(Data entries)
-------------------------
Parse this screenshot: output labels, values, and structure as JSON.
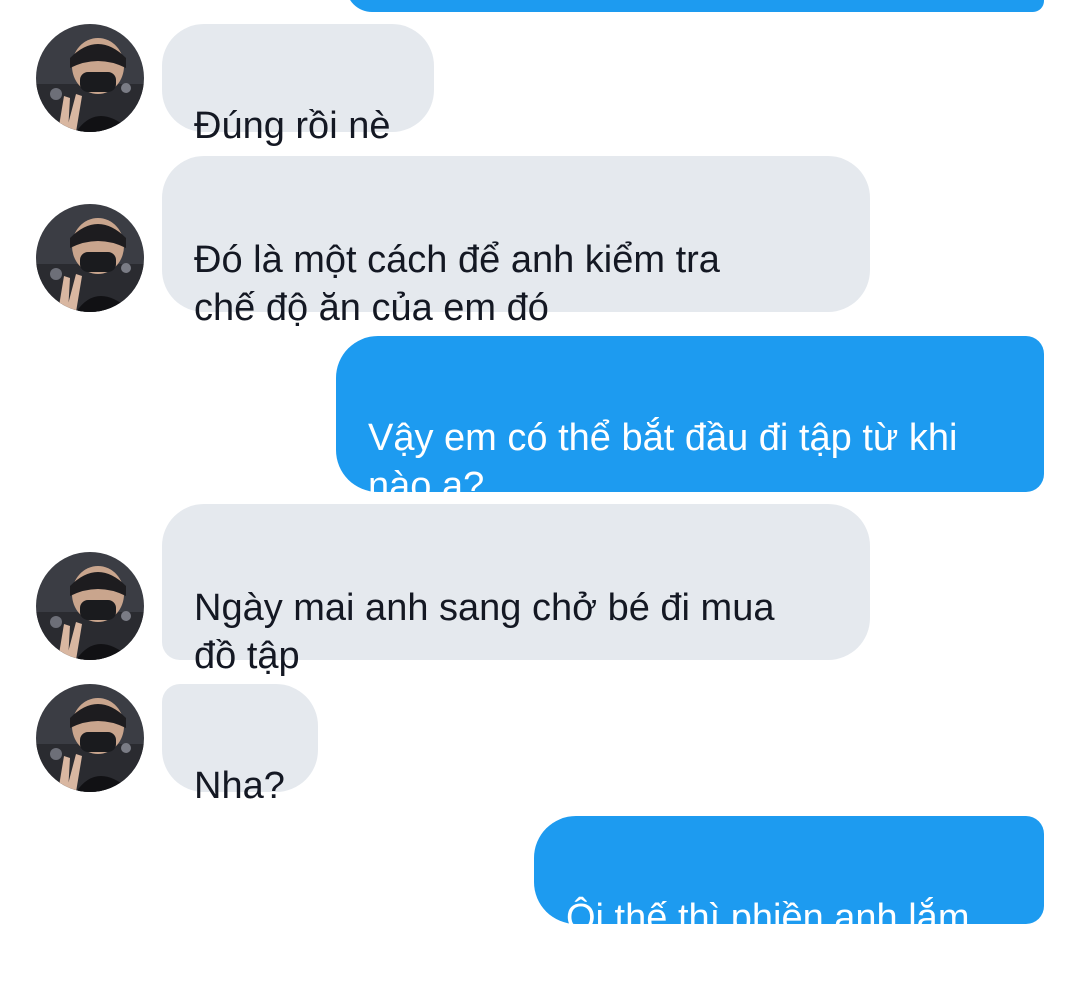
{
  "conversation": {
    "messages": [
      {
        "sender": "them",
        "text": "Đúng rồi nè"
      },
      {
        "sender": "them",
        "text": "Đó là một cách để anh kiểm tra\nchế độ ăn của em đó"
      },
      {
        "sender": "me",
        "text": "Vậy em có thể bắt đầu đi tập từ khi\nnào ạ?"
      },
      {
        "sender": "them",
        "text": "Ngày mai anh sang chở bé đi mua\nđồ tập"
      },
      {
        "sender": "them",
        "text": "Nha?"
      },
      {
        "sender": "me",
        "text": "Ôi thế thì phiền anh lắm"
      }
    ]
  },
  "colors": {
    "incoming_bubble": "#e5e9ee",
    "outgoing_bubble": "#1d9bf0",
    "background": "#ffffff"
  },
  "icons": {
    "avatar": "contact-avatar-photo"
  }
}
-------------------------
THE REQUEST: Copy out the data above exactly, except the pictures.

RIGHT ANSWER:
Parse this screenshot: output labels, values, and structure as JSON.
{
  "conversation": {
    "messages": [
      {
        "sender": "them",
        "text": "Đúng rồi nè"
      },
      {
        "sender": "them",
        "text": "Đó là một cách để anh kiểm tra\nchế độ ăn của em đó"
      },
      {
        "sender": "me",
        "text": "Vậy em có thể bắt đầu đi tập từ khi\nnào ạ?"
      },
      {
        "sender": "them",
        "text": "Ngày mai anh sang chở bé đi mua\nđồ tập"
      },
      {
        "sender": "them",
        "text": "Nha?"
      },
      {
        "sender": "me",
        "text": "Ôi thế thì phiền anh lắm"
      }
    ]
  },
  "colors": {
    "incoming_bubble": "#e5e9ee",
    "outgoing_bubble": "#1d9bf0",
    "background": "#ffffff"
  },
  "icons": {
    "avatar": "contact-avatar-photo"
  }
}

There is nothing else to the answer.